SET EXERCISE:
Reproduce the records word for word, starting with their first line and going on through the line that contains "282, 1053, 295]", with both of those lines included.
* BEGIN *
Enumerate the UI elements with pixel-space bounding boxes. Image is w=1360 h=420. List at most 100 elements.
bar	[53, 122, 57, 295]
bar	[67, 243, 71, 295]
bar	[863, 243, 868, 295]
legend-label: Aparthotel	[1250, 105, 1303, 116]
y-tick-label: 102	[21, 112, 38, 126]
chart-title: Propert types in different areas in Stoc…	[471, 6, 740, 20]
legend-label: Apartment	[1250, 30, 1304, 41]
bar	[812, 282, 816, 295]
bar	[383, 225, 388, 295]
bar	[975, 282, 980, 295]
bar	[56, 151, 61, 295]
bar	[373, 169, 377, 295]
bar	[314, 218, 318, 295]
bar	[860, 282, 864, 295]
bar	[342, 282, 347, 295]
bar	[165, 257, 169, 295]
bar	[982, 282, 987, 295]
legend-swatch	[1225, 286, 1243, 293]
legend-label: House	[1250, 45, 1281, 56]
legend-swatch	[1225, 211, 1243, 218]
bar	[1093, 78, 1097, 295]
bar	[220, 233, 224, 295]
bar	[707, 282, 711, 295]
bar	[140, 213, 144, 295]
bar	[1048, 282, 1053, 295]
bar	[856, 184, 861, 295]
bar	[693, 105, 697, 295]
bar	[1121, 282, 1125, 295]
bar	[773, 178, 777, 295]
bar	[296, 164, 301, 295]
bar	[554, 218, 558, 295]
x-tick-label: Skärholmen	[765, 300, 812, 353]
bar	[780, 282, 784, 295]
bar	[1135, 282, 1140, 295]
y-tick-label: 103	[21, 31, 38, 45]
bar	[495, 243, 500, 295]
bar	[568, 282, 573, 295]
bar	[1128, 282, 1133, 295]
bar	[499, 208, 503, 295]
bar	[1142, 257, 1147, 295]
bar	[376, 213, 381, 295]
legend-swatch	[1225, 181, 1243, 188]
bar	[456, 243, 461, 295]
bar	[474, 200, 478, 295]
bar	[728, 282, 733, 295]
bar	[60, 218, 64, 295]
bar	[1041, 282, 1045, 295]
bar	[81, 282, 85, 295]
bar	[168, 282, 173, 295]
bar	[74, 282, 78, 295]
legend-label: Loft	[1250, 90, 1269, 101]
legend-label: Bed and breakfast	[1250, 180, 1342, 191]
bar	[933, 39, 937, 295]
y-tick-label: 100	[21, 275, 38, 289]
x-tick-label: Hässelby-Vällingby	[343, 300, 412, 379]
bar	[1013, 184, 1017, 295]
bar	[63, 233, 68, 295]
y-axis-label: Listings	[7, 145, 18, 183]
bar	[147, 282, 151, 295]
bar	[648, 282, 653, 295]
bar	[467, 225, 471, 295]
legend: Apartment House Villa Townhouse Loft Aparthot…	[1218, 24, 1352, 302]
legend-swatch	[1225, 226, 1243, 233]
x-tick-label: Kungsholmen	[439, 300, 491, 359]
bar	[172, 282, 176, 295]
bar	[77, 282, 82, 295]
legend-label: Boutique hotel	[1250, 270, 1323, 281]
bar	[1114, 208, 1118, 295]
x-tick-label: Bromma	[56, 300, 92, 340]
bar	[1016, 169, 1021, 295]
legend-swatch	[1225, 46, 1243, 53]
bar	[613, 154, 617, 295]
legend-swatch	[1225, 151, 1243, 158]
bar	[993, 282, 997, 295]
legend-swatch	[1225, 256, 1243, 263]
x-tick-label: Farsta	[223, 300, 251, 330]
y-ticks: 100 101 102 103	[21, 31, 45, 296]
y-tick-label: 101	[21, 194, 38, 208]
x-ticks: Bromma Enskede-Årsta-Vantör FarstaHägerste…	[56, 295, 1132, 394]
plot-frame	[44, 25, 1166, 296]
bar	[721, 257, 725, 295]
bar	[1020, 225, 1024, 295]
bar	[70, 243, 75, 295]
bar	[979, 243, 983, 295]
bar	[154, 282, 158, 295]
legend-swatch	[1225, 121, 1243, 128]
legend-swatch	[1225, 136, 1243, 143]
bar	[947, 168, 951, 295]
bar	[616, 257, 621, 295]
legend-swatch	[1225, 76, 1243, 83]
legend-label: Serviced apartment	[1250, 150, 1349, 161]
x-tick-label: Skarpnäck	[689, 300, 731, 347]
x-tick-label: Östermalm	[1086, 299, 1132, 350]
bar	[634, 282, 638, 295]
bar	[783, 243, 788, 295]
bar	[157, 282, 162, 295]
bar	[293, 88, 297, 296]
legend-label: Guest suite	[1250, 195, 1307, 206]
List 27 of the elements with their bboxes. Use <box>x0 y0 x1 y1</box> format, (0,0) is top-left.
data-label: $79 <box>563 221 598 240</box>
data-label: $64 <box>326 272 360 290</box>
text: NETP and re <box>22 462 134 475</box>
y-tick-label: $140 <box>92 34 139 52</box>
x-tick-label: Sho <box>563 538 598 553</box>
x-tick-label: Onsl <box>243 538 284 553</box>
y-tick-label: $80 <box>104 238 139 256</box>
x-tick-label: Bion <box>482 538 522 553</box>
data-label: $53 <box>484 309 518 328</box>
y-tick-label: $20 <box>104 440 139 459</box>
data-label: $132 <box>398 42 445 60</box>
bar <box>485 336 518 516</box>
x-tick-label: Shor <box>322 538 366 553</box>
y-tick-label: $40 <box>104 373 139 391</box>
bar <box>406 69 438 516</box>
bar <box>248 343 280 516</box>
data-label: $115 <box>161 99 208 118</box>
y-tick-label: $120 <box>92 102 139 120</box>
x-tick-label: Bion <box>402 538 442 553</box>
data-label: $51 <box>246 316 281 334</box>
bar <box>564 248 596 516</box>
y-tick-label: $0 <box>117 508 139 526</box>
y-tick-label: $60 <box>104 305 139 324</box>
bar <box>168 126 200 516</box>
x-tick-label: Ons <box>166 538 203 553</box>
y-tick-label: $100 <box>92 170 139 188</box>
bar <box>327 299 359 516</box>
* END *
RESPONSE:
Enumerate the UI elements with pixel-space bounding boxes. Image is w=1360 h=420. List at most 100 elements.
bar	[53, 122, 57, 295]
bar	[67, 243, 71, 295]
bar	[863, 243, 868, 295]
legend-label: Aparthotel	[1250, 105, 1303, 116]
y-tick-label: 102	[21, 112, 38, 126]
chart-title: Propert types in different areas in Stoc…	[471, 6, 740, 20]
legend-label: Apartment	[1250, 30, 1304, 41]
bar	[812, 282, 816, 295]
bar	[383, 225, 388, 295]
bar	[975, 282, 980, 295]
bar	[56, 151, 61, 295]
bar	[373, 169, 377, 295]
bar	[314, 218, 318, 295]
bar	[860, 282, 864, 295]
bar	[342, 282, 347, 295]
bar	[165, 257, 169, 295]
bar	[982, 282, 987, 295]
legend-swatch	[1225, 286, 1243, 293]
legend-label: House	[1250, 45, 1281, 56]
legend-swatch	[1225, 211, 1243, 218]
bar	[1093, 78, 1097, 295]
bar	[220, 233, 224, 295]
bar	[707, 282, 711, 295]
bar	[140, 213, 144, 295]
bar	[1048, 282, 1053, 295]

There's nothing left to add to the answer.